━━━ ROWS
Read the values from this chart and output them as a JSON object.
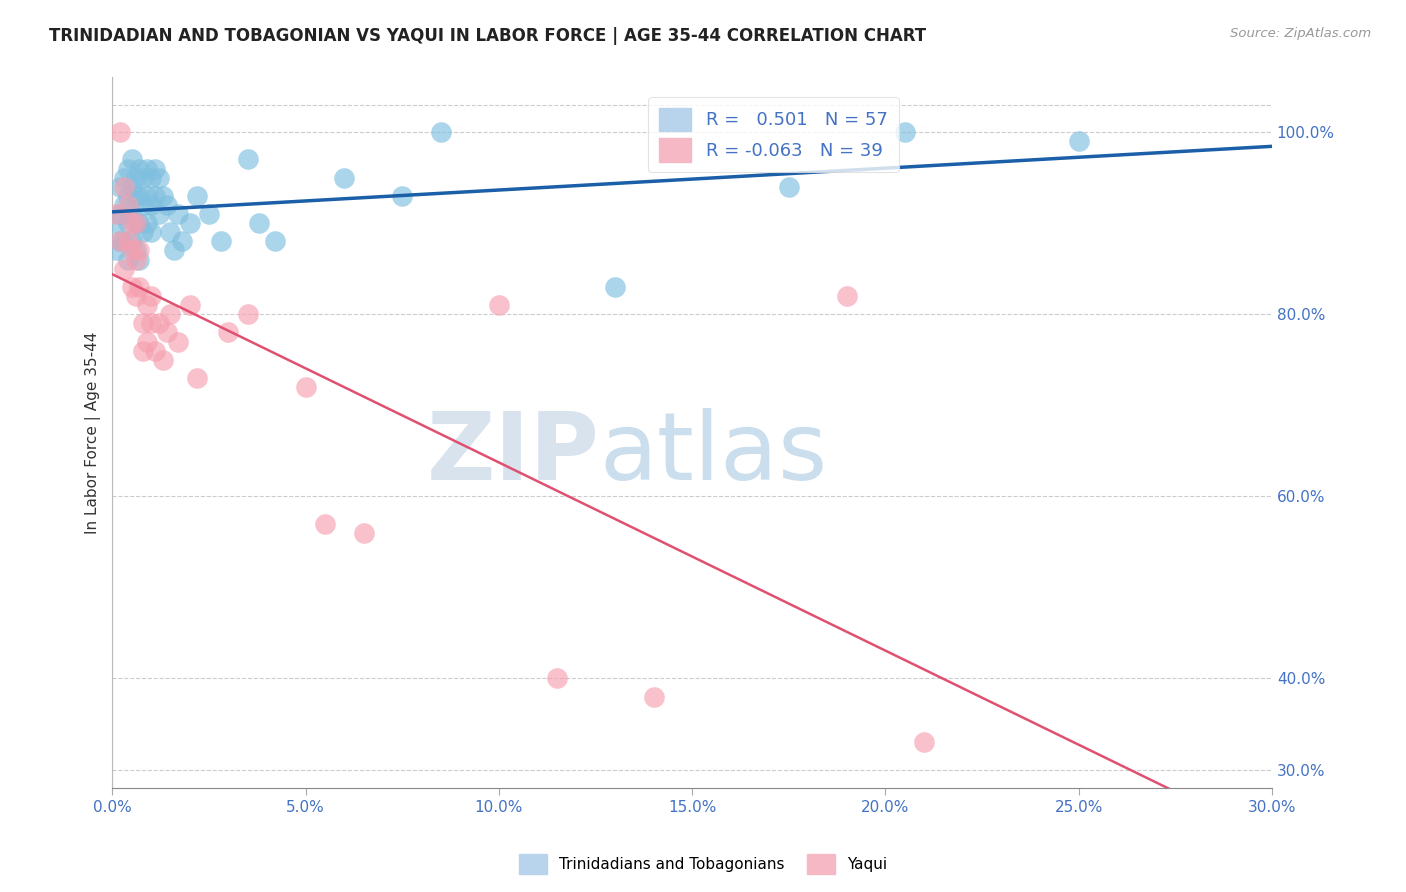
{
  "title": "TRINIDADIAN AND TOBAGONIAN VS YAQUI IN LABOR FORCE | AGE 35-44 CORRELATION CHART",
  "source": "Source: ZipAtlas.com",
  "ylabel": "In Labor Force | Age 35-44",
  "r_blue": 0.501,
  "n_blue": 57,
  "r_pink": -0.063,
  "n_pink": 39,
  "xlim": [
    0.0,
    0.3
  ],
  "ylim": [
    0.28,
    1.06
  ],
  "xtick_labels": [
    "0.0%",
    "5.0%",
    "10.0%",
    "15.0%",
    "20.0%",
    "25.0%",
    "30.0%"
  ],
  "xtick_vals": [
    0.0,
    0.05,
    0.1,
    0.15,
    0.2,
    0.25,
    0.3
  ],
  "ytick_labels": [
    "30.0%",
    "40.0%",
    "60.0%",
    "80.0%",
    "100.0%"
  ],
  "ytick_vals": [
    0.3,
    0.4,
    0.6,
    0.8,
    1.0
  ],
  "blue_color": "#7fbfdf",
  "pink_color": "#f5a0b0",
  "blue_line_color": "#1a5fa8",
  "pink_line_color": "#e05070",
  "legend_label_blue": "Trinidadians and Tobagonians",
  "legend_label_pink": "Yaqui",
  "watermark_zip": "ZIP",
  "watermark_atlas": "atlas",
  "blue_x": [
    0.001,
    0.001,
    0.002,
    0.002,
    0.002,
    0.003,
    0.003,
    0.003,
    0.004,
    0.004,
    0.004,
    0.004,
    0.005,
    0.005,
    0.005,
    0.005,
    0.006,
    0.006,
    0.006,
    0.006,
    0.007,
    0.007,
    0.007,
    0.007,
    0.008,
    0.008,
    0.008,
    0.009,
    0.009,
    0.009,
    0.01,
    0.01,
    0.01,
    0.011,
    0.011,
    0.012,
    0.012,
    0.013,
    0.014,
    0.015,
    0.016,
    0.017,
    0.018,
    0.02,
    0.022,
    0.025,
    0.028,
    0.035,
    0.038,
    0.042,
    0.06,
    0.075,
    0.085,
    0.13,
    0.175,
    0.205,
    0.25
  ],
  "blue_y": [
    0.9,
    0.87,
    0.94,
    0.91,
    0.88,
    0.95,
    0.92,
    0.88,
    0.96,
    0.93,
    0.9,
    0.86,
    0.97,
    0.94,
    0.91,
    0.88,
    0.95,
    0.93,
    0.9,
    0.87,
    0.96,
    0.93,
    0.9,
    0.86,
    0.95,
    0.92,
    0.89,
    0.96,
    0.93,
    0.9,
    0.95,
    0.92,
    0.89,
    0.96,
    0.93,
    0.95,
    0.91,
    0.93,
    0.92,
    0.89,
    0.87,
    0.91,
    0.88,
    0.9,
    0.93,
    0.91,
    0.88,
    0.97,
    0.9,
    0.88,
    0.95,
    0.93,
    1.0,
    0.83,
    0.94,
    1.0,
    0.99
  ],
  "pink_x": [
    0.001,
    0.002,
    0.002,
    0.003,
    0.003,
    0.004,
    0.004,
    0.005,
    0.005,
    0.005,
    0.006,
    0.006,
    0.006,
    0.007,
    0.007,
    0.008,
    0.008,
    0.009,
    0.009,
    0.01,
    0.01,
    0.011,
    0.012,
    0.013,
    0.014,
    0.015,
    0.017,
    0.02,
    0.022,
    0.03,
    0.035,
    0.05,
    0.055,
    0.065,
    0.1,
    0.115,
    0.14,
    0.19,
    0.21
  ],
  "pink_y": [
    0.91,
    1.0,
    0.88,
    0.94,
    0.85,
    0.92,
    0.88,
    0.9,
    0.87,
    0.83,
    0.9,
    0.86,
    0.82,
    0.87,
    0.83,
    0.79,
    0.76,
    0.81,
    0.77,
    0.82,
    0.79,
    0.76,
    0.79,
    0.75,
    0.78,
    0.8,
    0.77,
    0.81,
    0.73,
    0.78,
    0.8,
    0.72,
    0.57,
    0.56,
    0.81,
    0.4,
    0.38,
    0.82,
    0.33
  ]
}
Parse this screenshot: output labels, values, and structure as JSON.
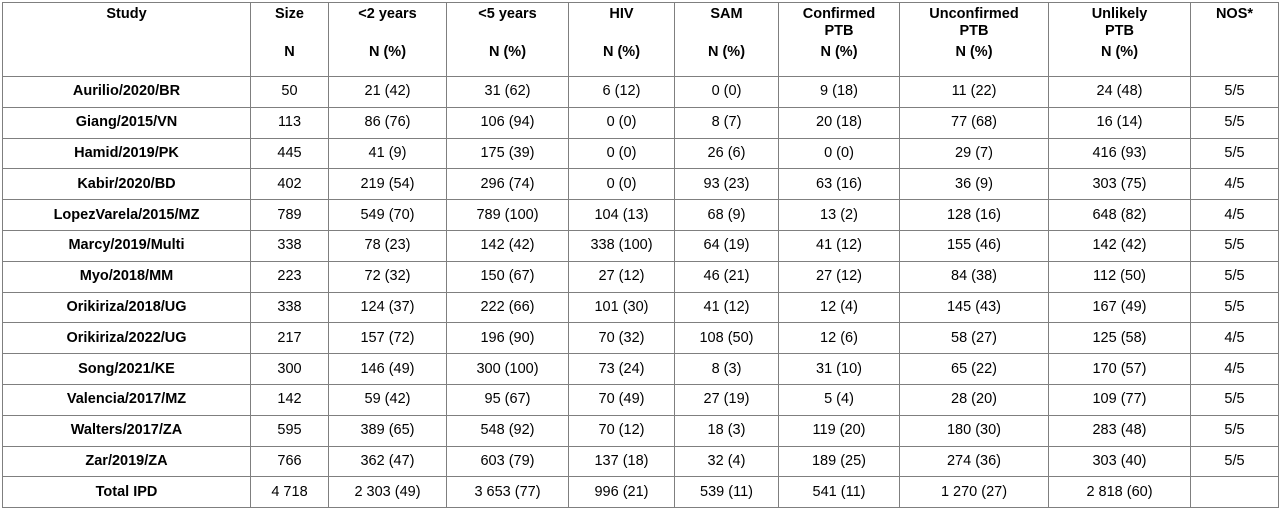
{
  "header": {
    "columns": [
      {
        "label": "Study",
        "sub": ""
      },
      {
        "label": "Size",
        "sub": "N"
      },
      {
        "label": "<2 years",
        "sub": "N (%)"
      },
      {
        "label": "<5 years",
        "sub": "N (%)"
      },
      {
        "label": "HIV",
        "sub": "N (%)"
      },
      {
        "label": "SAM",
        "sub": "N (%)"
      },
      {
        "label": "Confirmed\nPTB",
        "sub": "N (%)"
      },
      {
        "label": "Unconfirmed\nPTB",
        "sub": "N (%)"
      },
      {
        "label": "Unlikely\nPTB",
        "sub": "N (%)"
      },
      {
        "label": "NOS*",
        "sub": ""
      }
    ]
  },
  "rows": [
    [
      "Aurilio/2020/BR",
      "50",
      "21 (42)",
      "31 (62)",
      "6 (12)",
      "0 (0)",
      "9 (18)",
      "11 (22)",
      "24 (48)",
      "5/5"
    ],
    [
      "Giang/2015/VN",
      "113",
      "86 (76)",
      "106 (94)",
      "0 (0)",
      "8 (7)",
      "20 (18)",
      "77 (68)",
      "16 (14)",
      "5/5"
    ],
    [
      "Hamid/2019/PK",
      "445",
      "41 (9)",
      "175 (39)",
      "0 (0)",
      "26 (6)",
      "0 (0)",
      "29 (7)",
      "416 (93)",
      "5/5"
    ],
    [
      "Kabir/2020/BD",
      "402",
      "219 (54)",
      "296 (74)",
      "0 (0)",
      "93 (23)",
      "63 (16)",
      "36 (9)",
      "303 (75)",
      "4/5"
    ],
    [
      "LopezVarela/2015/MZ",
      "789",
      "549 (70)",
      "789 (100)",
      "104 (13)",
      "68 (9)",
      "13 (2)",
      "128 (16)",
      "648 (82)",
      "4/5"
    ],
    [
      "Marcy/2019/Multi",
      "338",
      "78 (23)",
      "142 (42)",
      "338 (100)",
      "64 (19)",
      "41 (12)",
      "155 (46)",
      "142 (42)",
      "5/5"
    ],
    [
      "Myo/2018/MM",
      "223",
      "72 (32)",
      "150 (67)",
      "27 (12)",
      "46 (21)",
      "27 (12)",
      "84 (38)",
      "112 (50)",
      "5/5"
    ],
    [
      "Orikiriza/2018/UG",
      "338",
      "124 (37)",
      "222 (66)",
      "101 (30)",
      "41 (12)",
      "12 (4)",
      "145 (43)",
      "167 (49)",
      "5/5"
    ],
    [
      "Orikiriza/2022/UG",
      "217",
      "157 (72)",
      "196 (90)",
      "70 (32)",
      "108 (50)",
      "12 (6)",
      "58 (27)",
      "125 (58)",
      "4/5"
    ],
    [
      "Song/2021/KE",
      "300",
      "146 (49)",
      "300 (100)",
      "73 (24)",
      "8 (3)",
      "31 (10)",
      "65 (22)",
      "170 (57)",
      "4/5"
    ],
    [
      "Valencia/2017/MZ",
      "142",
      "59 (42)",
      "95 (67)",
      "70 (49)",
      "27 (19)",
      "5 (4)",
      "28 (20)",
      "109 (77)",
      "5/5"
    ],
    [
      "Walters/2017/ZA",
      "595",
      "389 (65)",
      "548 (92)",
      "70 (12)",
      "18 (3)",
      "119 (20)",
      "180 (30)",
      "283 (48)",
      "5/5"
    ],
    [
      "Zar/2019/ZA",
      "766",
      "362 (47)",
      "603 (79)",
      "137 (18)",
      "32 (4)",
      "189 (25)",
      "274 (36)",
      "303 (40)",
      "5/5"
    ]
  ],
  "total": [
    "Total IPD",
    "4 718",
    "2 303 (49)",
    "3 653 (77)",
    "996 (21)",
    "539 (11)",
    "541 (11)",
    "1 270 (27)",
    "2 818 (60)",
    ""
  ]
}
━━━━━━
INSTRUCTION: Filter the records for lines holding the string "output". Copy each one.

WRITTEN ANSWER:
Read the values from this chart and output them as a JSON object.
Parse this screenshot: output labels, values, and structure as JSON.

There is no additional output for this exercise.